[[ Task inputs, beginning ]]

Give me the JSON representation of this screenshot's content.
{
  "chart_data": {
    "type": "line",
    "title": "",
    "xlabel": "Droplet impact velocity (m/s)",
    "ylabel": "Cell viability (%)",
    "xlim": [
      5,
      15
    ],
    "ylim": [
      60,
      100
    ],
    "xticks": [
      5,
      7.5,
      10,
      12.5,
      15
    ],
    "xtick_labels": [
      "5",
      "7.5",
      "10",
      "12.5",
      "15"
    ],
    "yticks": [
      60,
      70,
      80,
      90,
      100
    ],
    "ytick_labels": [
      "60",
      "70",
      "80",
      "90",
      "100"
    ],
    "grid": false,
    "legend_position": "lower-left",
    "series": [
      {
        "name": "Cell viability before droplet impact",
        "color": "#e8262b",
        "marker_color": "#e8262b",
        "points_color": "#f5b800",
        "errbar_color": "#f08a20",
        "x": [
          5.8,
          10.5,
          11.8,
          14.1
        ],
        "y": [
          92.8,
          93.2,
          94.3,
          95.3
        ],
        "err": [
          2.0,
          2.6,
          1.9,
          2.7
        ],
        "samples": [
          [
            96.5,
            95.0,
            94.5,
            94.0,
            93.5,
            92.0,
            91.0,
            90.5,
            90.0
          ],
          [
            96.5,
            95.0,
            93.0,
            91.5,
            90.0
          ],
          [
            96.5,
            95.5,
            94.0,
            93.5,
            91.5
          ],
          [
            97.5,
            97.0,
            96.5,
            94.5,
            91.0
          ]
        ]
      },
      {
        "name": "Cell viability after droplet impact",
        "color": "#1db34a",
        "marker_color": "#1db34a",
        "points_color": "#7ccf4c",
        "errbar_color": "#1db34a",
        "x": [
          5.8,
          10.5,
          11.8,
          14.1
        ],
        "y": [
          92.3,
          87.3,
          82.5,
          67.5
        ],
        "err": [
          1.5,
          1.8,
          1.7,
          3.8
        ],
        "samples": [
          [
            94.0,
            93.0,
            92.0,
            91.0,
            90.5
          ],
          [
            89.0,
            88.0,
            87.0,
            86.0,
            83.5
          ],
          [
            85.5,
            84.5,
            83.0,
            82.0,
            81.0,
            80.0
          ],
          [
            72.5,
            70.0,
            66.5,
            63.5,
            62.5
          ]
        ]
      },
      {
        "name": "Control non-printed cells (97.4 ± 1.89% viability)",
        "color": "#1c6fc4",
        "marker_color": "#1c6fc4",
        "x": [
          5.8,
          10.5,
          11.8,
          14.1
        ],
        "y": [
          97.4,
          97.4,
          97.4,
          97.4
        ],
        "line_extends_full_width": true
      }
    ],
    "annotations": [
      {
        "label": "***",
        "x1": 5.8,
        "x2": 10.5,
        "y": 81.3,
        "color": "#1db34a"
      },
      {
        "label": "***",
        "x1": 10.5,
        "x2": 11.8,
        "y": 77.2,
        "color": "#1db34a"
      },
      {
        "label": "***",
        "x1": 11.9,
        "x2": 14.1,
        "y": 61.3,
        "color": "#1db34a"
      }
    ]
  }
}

[[ Task inputs, end ]]

▸ What you should do: The answer should repeat every line of the listing exactly.

▸ Response to the task:
Give me the JSON representation of this screenshot's content.
{
  "chart_data": {
    "type": "line",
    "title": "",
    "xlabel": "Droplet impact velocity (m/s)",
    "ylabel": "Cell viability (%)",
    "xlim": [
      5,
      15
    ],
    "ylim": [
      60,
      100
    ],
    "xticks": [
      5,
      7.5,
      10,
      12.5,
      15
    ],
    "xtick_labels": [
      "5",
      "7.5",
      "10",
      "12.5",
      "15"
    ],
    "yticks": [
      60,
      70,
      80,
      90,
      100
    ],
    "ytick_labels": [
      "60",
      "70",
      "80",
      "90",
      "100"
    ],
    "grid": false,
    "legend_position": "lower-left",
    "series": [
      {
        "name": "Cell viability before droplet impact",
        "color": "#e8262b",
        "marker_color": "#e8262b",
        "points_color": "#f5b800",
        "errbar_color": "#f08a20",
        "x": [
          5.8,
          10.5,
          11.8,
          14.1
        ],
        "y": [
          92.8,
          93.2,
          94.3,
          95.3
        ],
        "err": [
          2.0,
          2.6,
          1.9,
          2.7
        ],
        "samples": [
          [
            96.5,
            95.0,
            94.5,
            94.0,
            93.5,
            92.0,
            91.0,
            90.5,
            90.0
          ],
          [
            96.5,
            95.0,
            93.0,
            91.5,
            90.0
          ],
          [
            96.5,
            95.5,
            94.0,
            93.5,
            91.5
          ],
          [
            97.5,
            97.0,
            96.5,
            94.5,
            91.0
          ]
        ]
      },
      {
        "name": "Cell viability after droplet impact",
        "color": "#1db34a",
        "marker_color": "#1db34a",
        "points_color": "#7ccf4c",
        "errbar_color": "#1db34a",
        "x": [
          5.8,
          10.5,
          11.8,
          14.1
        ],
        "y": [
          92.3,
          87.3,
          82.5,
          67.5
        ],
        "err": [
          1.5,
          1.8,
          1.7,
          3.8
        ],
        "samples": [
          [
            94.0,
            93.0,
            92.0,
            91.0,
            90.5
          ],
          [
            89.0,
            88.0,
            87.0,
            86.0,
            83.5
          ],
          [
            85.5,
            84.5,
            83.0,
            82.0,
            81.0,
            80.0
          ],
          [
            72.5,
            70.0,
            66.5,
            63.5,
            62.5
          ]
        ]
      },
      {
        "name": "Control non-printed cells (97.4 ± 1.89% viability)",
        "color": "#1c6fc4",
        "marker_color": "#1c6fc4",
        "x": [
          5.8,
          10.5,
          11.8,
          14.1
        ],
        "y": [
          97.4,
          97.4,
          97.4,
          97.4
        ],
        "line_extends_full_width": true
      }
    ],
    "annotations": [
      {
        "label": "***",
        "x1": 5.8,
        "x2": 10.5,
        "y": 81.3,
        "color": "#1db34a"
      },
      {
        "label": "***",
        "x1": 10.5,
        "x2": 11.8,
        "y": 77.2,
        "color": "#1db34a"
      },
      {
        "label": "***",
        "x1": 11.9,
        "x2": 14.1,
        "y": 61.3,
        "color": "#1db34a"
      }
    ]
  }
}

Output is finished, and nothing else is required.